Records provided:

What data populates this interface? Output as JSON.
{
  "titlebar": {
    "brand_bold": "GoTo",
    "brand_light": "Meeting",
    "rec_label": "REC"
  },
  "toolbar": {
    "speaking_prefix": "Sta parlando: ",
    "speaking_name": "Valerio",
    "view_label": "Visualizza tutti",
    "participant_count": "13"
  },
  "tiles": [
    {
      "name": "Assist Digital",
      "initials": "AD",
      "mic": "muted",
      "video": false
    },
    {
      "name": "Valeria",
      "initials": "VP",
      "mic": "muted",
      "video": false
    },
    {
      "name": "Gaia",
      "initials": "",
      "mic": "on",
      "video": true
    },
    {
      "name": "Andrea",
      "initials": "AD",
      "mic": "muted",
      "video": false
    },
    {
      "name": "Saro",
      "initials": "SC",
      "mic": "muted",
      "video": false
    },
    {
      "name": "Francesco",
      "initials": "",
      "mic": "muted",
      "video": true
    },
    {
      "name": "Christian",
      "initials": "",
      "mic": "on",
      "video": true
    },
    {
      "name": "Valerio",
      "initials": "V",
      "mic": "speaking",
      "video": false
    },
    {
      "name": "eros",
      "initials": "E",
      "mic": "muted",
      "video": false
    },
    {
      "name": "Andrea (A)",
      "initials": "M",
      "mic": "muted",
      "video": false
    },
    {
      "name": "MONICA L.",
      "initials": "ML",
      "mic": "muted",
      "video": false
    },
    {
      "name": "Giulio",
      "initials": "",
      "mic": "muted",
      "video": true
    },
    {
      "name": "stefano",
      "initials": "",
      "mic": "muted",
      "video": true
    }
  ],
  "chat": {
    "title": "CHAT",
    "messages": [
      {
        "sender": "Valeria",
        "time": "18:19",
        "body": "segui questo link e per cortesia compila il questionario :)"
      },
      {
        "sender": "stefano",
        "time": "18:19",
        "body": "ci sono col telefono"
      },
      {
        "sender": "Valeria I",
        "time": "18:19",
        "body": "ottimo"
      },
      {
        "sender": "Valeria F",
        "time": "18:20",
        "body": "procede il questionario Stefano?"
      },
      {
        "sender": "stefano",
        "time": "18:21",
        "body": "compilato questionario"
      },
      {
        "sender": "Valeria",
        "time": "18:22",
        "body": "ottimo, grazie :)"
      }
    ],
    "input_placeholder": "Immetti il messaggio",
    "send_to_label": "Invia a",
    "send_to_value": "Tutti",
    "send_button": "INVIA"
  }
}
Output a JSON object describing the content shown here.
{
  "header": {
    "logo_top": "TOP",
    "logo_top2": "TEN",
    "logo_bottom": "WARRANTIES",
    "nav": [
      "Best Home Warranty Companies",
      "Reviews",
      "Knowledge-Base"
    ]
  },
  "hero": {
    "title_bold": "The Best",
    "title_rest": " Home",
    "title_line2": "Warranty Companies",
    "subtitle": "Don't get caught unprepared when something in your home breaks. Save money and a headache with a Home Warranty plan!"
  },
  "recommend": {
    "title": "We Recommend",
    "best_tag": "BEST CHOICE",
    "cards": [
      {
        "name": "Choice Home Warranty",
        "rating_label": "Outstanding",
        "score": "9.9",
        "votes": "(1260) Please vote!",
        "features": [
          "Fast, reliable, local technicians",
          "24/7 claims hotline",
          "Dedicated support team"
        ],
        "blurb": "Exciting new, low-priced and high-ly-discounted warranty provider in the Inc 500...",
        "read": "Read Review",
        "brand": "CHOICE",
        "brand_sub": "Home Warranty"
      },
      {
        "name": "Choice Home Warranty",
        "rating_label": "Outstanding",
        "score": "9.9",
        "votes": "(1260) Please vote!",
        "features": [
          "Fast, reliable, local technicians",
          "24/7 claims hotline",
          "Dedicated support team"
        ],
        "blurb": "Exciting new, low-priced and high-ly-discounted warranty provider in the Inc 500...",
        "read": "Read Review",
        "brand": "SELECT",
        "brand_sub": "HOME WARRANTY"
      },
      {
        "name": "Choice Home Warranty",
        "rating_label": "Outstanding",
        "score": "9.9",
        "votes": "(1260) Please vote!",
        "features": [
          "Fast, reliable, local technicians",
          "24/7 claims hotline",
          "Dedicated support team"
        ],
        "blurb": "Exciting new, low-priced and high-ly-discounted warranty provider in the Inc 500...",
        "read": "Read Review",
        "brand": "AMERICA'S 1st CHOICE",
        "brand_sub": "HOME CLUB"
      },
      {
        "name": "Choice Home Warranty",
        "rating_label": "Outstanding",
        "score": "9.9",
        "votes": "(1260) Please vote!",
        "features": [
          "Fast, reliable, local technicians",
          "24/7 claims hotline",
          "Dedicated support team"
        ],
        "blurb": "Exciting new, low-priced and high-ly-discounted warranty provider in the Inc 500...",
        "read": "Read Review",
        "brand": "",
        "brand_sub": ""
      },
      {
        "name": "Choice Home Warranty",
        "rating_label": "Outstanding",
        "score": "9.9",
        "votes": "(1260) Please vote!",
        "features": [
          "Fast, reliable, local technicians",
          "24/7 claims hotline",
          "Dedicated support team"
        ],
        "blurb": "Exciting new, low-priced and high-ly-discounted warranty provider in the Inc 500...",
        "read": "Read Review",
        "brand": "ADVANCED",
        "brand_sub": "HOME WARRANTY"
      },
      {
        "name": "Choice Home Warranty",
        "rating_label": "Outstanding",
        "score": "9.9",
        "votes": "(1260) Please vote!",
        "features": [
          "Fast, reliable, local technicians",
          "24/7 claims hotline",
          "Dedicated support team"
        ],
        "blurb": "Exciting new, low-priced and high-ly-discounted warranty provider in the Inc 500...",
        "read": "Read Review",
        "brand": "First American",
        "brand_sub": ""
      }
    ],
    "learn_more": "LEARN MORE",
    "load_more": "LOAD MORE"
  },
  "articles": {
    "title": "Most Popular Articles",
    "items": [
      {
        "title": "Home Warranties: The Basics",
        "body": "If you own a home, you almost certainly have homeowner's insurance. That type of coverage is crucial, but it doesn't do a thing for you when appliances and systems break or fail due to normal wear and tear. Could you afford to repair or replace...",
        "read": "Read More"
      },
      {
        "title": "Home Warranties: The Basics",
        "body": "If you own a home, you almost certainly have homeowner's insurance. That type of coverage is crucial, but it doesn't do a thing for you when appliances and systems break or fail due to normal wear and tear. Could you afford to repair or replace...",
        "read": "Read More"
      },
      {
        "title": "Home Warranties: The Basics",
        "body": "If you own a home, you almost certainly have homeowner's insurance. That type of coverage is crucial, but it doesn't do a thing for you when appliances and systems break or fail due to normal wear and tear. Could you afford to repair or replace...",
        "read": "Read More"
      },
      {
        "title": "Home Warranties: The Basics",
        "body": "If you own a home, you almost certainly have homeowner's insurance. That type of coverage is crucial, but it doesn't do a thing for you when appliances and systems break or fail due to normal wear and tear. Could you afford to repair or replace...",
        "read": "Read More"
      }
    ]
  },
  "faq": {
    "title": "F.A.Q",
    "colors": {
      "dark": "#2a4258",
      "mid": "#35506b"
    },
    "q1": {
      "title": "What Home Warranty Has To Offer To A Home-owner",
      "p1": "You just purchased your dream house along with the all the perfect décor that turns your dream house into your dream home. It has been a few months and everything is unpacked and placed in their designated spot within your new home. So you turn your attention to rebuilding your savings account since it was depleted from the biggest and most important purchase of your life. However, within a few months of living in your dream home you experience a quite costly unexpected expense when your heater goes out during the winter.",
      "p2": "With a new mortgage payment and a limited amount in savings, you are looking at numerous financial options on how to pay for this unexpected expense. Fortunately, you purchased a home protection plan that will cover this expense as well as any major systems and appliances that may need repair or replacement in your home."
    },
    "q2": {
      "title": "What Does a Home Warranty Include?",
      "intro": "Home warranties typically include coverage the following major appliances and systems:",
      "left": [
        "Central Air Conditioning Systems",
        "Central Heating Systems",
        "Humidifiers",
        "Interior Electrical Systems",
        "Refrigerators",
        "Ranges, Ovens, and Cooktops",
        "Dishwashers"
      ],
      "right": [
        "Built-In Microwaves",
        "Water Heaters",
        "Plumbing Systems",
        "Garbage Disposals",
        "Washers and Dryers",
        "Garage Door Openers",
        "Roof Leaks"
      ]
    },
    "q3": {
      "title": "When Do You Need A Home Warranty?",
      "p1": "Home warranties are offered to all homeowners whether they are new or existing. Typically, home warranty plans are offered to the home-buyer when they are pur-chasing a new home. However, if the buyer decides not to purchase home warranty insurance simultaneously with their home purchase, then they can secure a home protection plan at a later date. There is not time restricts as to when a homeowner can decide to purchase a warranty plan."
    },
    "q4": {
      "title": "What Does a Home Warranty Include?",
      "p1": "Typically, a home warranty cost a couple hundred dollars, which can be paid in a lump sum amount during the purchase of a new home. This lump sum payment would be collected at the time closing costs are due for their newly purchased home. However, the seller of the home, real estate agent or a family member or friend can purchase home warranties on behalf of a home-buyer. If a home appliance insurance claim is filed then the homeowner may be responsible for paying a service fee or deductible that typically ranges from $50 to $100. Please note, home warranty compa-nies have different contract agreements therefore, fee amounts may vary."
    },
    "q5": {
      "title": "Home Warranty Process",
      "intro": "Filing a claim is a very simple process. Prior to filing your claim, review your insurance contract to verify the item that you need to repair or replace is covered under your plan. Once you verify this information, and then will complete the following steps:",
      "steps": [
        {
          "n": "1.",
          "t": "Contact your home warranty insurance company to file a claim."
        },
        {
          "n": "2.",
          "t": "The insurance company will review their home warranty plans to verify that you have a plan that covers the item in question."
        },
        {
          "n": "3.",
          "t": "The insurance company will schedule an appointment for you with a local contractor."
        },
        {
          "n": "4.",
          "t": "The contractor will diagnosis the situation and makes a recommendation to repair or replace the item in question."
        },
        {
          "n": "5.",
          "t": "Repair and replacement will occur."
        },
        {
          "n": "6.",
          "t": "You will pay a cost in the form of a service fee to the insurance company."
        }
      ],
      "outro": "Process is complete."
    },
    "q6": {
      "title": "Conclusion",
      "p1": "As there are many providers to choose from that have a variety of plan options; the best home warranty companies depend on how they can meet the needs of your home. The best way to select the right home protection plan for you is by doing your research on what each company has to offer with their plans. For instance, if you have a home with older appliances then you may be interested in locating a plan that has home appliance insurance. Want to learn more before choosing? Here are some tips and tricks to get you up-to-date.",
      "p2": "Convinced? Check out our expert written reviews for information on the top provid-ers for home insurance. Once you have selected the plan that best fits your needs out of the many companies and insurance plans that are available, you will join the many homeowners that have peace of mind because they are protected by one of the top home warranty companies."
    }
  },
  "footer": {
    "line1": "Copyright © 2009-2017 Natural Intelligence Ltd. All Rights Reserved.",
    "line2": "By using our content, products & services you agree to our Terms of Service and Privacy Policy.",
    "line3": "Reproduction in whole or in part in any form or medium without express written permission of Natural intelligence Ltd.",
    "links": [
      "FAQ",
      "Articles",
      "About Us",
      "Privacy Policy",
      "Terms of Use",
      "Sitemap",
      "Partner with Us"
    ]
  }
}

Stated exercise:
Copy out all lines above that include the string "Valerio".

Task solution:
    "speaking_name": "Valerio",
      "name": "Valerio",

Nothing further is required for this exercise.